[Collection entries]
BEGIN
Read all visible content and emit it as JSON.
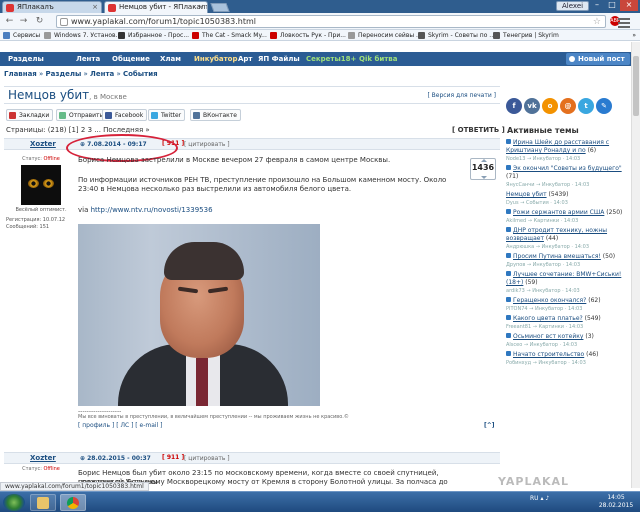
{
  "browser": {
    "tabs": [
      {
        "title": "ЯПлакалъ",
        "active": false
      },
      {
        "title": "Немцов убит - ЯПлакалъ",
        "active": true
      }
    ],
    "user_button": "Alexei",
    "url": "www.yaplakal.com/forum1/topic1050383.html",
    "bookmarks": [
      "Сервисы",
      "Windows 7. Установ...",
      "Избранное - Прос...",
      "The Cat - Smack My...",
      "Ловкость Рук - При...",
      "Переносим сейвы ...",
      "Skyrim - Советы по ...",
      "Тенегрив | Skyrim"
    ],
    "bookmarks_other": "»",
    "status_url": "www.yaplakal.com/forum1/topic1050383.html"
  },
  "site": {
    "nav": [
      "Разделы",
      "Лента",
      "Общение",
      "Хлам",
      "Инкубатор",
      "Арт",
      "ЯП Файлы",
      "Секреты18+",
      "Qik битва"
    ],
    "new_post": "Новый пост",
    "breadcrumbs": [
      "Главная",
      "Разделы",
      "Лента",
      "События"
    ],
    "topic_title": "Немцов убит",
    "topic_place": ", в Москве",
    "print_link": "[ Версия для печати ]",
    "share": [
      "Закладки",
      "Отправить",
      "Facebook",
      "Twitter",
      "ВКонтакте"
    ],
    "pages": "Страницы: (218) [1] 2 3 ... Последняя »",
    "reply": "[ ОТВЕТИТЬ ]",
    "post1": {
      "author": "Xozter",
      "status": "Статус:",
      "status_value": "Offline",
      "motto": "Весёлый оптимист.",
      "reg": "Регистрация: 10.07.12",
      "msgs": "Сообщений: 151",
      "date": "7.08.2014 - 09:17",
      "num": "[ 911 ]",
      "cite": "[ цитировать ]",
      "rating": "1436",
      "p1": "Бориса Немцова застрелили в Москве вечером 27 февраля в самом центре Москвы.",
      "p2": "По информации источников РЕН ТВ, преступление произошло на Большом каменном мосту. Около 23:40 в Немцова несколько раз выстрелили из автомобиля белого цвета.",
      "via": "via",
      "link": "http://www.ntv.ru/novosti/1339536",
      "sig_line": "--------------------",
      "sig": "Мы все виноваты в преступлении, в величайшем преступлении -- мы проживаем жизнь не красиво.©",
      "links": "[ профиль ] [ ЛС ] [ e-mail ]",
      "to_top": "[^]"
    },
    "post2": {
      "author": "Xozter",
      "status": "Статус:",
      "status_value": "Offline",
      "date": "28.02.2015 - 00:37",
      "num": "[ 911 ]",
      "cite": "[ цитировать ]",
      "p1": "Борис Немцов был убит около 23:15 по московскому времени, когда вместе со своей спутницей, гражданкой Украины",
      "p2": "проходил по Большому Москворецкому мосту от Кремля в сторону Болотной улицы. За полчаса до этого у..."
    },
    "sidebar": {
      "title": "Активные темы",
      "topics": [
        {
          "t": "Ирина Шейк до расставания с Криштиану Роналду и по",
          "c": "(6)",
          "m": "Node13 → Инкубатор · 14:03"
        },
        {
          "t": "Эк окончил \"Советы из будущего\"",
          "c": "(71)",
          "m": "ЯнусСанчи → Инкубатор · 14:03"
        },
        {
          "t": "Немцов убит",
          "c": "(5439)",
          "m": "Dyus → События · 14:03"
        },
        {
          "t": "Рожи сержантов армии США",
          "c": "(250)",
          "m": "Akilmed → Картинки · 14:03"
        },
        {
          "t": "ДНР отродит технику, ножны возвращает",
          "c": "(44)",
          "m": "Андрюшка → Инкубатор · 14:03"
        },
        {
          "t": "Просим Путина вмешаться!",
          "c": "(50)",
          "m": "Друпов → Инкубатор · 14:03"
        },
        {
          "t": "Лучшее сочетание: BMW+Сиськи! (18+)",
          "c": "(59)",
          "m": "ardik73 → Инкубатор · 14:03"
        },
        {
          "t": "Геращенко окончался?",
          "c": "(62)",
          "m": "PITON74 → Инкубатор · 14:03"
        },
        {
          "t": "Какого цвета платье?",
          "c": "(549)",
          "m": "Freeant81 → Картинки · 14:03"
        },
        {
          "t": "Осьминог вст котейку",
          "c": "(3)",
          "m": "Alsceo → Инкубатор · 14:03"
        },
        {
          "t": "Начато строительство",
          "c": "(46)",
          "m": "Робинхуд → Инкубатор · 14:03"
        }
      ]
    }
  },
  "taskbar": {
    "lang": "RU",
    "time": "14:05",
    "date": "28.02.2015"
  },
  "watermark": "YAPLAKAL"
}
END
__Instructions for the task__: Each line of the material must be retyped exactly, except that images are omitted.

__Final result__:
Read all visible content and emit it as JSON.
{
  "browser": {
    "tabs": [
      {
        "title": "ЯПлакалъ",
        "active": false
      },
      {
        "title": "Немцов убит - ЯПлакалъ",
        "active": true
      }
    ],
    "user_button": "Alexei",
    "url": "www.yaplakal.com/forum1/topic1050383.html",
    "bookmarks": [
      "Сервисы",
      "Windows 7. Установ...",
      "Избранное - Прос...",
      "The Cat - Smack My...",
      "Ловкость Рук - При...",
      "Переносим сейвы ...",
      "Skyrim - Советы по ...",
      "Тенегрив | Skyrim"
    ],
    "bookmarks_other": "»",
    "status_url": "www.yaplakal.com/forum1/topic1050383.html"
  },
  "site": {
    "nav": [
      "Разделы",
      "Лента",
      "Общение",
      "Хлам",
      "Инкубатор",
      "Арт",
      "ЯП Файлы",
      "Секреты18+",
      "Qik битва"
    ],
    "new_post": "Новый пост",
    "breadcrumbs": [
      "Главная",
      "Разделы",
      "Лента",
      "События"
    ],
    "topic_title": "Немцов убит",
    "topic_place": ", в Москве",
    "print_link": "[ Версия для печати ]",
    "share": [
      "Закладки",
      "Отправить",
      "Facebook",
      "Twitter",
      "ВКонтакте"
    ],
    "pages": "Страницы: (218) [1] 2 3 ... Последняя »",
    "reply": "[ ОТВЕТИТЬ ]",
    "post1": {
      "author": "Xozter",
      "status": "Статус:",
      "status_value": "Offline",
      "motto": "Весёлый оптимист.",
      "reg": "Регистрация: 10.07.12",
      "msgs": "Сообщений: 151",
      "date": "7.08.2014 - 09:17",
      "num": "[ 911 ]",
      "cite": "[ цитировать ]",
      "rating": "1436",
      "p1": "Бориса Немцова застрелили в Москве вечером 27 февраля в самом центре Москвы.",
      "p2": "По информации источников РЕН ТВ, преступление произошло на Большом каменном мосту. Около 23:40 в Немцова несколько раз выстрелили из автомобиля белого цвета.",
      "via": "via",
      "link": "http://www.ntv.ru/novosti/1339536",
      "sig_line": "--------------------",
      "sig": "Мы все виноваты в преступлении, в величайшем преступлении -- мы проживаем жизнь не красиво.©",
      "links": "[ профиль ] [ ЛС ] [ e-mail ]",
      "to_top": "[^]"
    },
    "post2": {
      "author": "Xozter",
      "status": "Статус:",
      "status_value": "Offline",
      "date": "28.02.2015 - 00:37",
      "num": "[ 911 ]",
      "cite": "[ цитировать ]",
      "p1": "Борис Немцов был убит около 23:15 по московскому времени, когда вместе со своей спутницей, гражданкой Украины",
      "p2": "проходил по Большому Москворецкому мосту от Кремля в сторону Болотной улицы. За полчаса до этого у..."
    },
    "sidebar": {
      "title": "Активные темы",
      "topics": [
        {
          "t": "Ирина Шейк до расставания с Криштиану Роналду и по",
          "c": "(6)",
          "m": "Node13 → Инкубатор · 14:03"
        },
        {
          "t": "Эк окончил \"Советы из будущего\"",
          "c": "(71)",
          "m": "ЯнусСанчи → Инкубатор · 14:03"
        },
        {
          "t": "Немцов убит",
          "c": "(5439)",
          "m": "Dyus → События · 14:03"
        },
        {
          "t": "Рожи сержантов армии США",
          "c": "(250)",
          "m": "Akilmed → Картинки · 14:03"
        },
        {
          "t": "ДНР отродит технику, ножны возвращает",
          "c": "(44)",
          "m": "Андрюшка → Инкубатор · 14:03"
        },
        {
          "t": "Просим Путина вмешаться!",
          "c": "(50)",
          "m": "Друпов → Инкубатор · 14:03"
        },
        {
          "t": "Лучшее сочетание: BMW+Сиськи! (18+)",
          "c": "(59)",
          "m": "ardik73 → Инкубатор · 14:03"
        },
        {
          "t": "Геращенко окончался?",
          "c": "(62)",
          "m": "PITON74 → Инкубатор · 14:03"
        },
        {
          "t": "Какого цвета платье?",
          "c": "(549)",
          "m": "Freeant81 → Картинки · 14:03"
        },
        {
          "t": "Осьминог вст котейку",
          "c": "(3)",
          "m": "Alsceo → Инкубатор · 14:03"
        },
        {
          "t": "Начато строительство",
          "c": "(46)",
          "m": "Робинхуд → Инкубатор · 14:03"
        }
      ]
    }
  },
  "taskbar": {
    "lang": "RU",
    "time": "14:05",
    "date": "28.02.2015"
  },
  "watermark": "YAPLAKAL"
}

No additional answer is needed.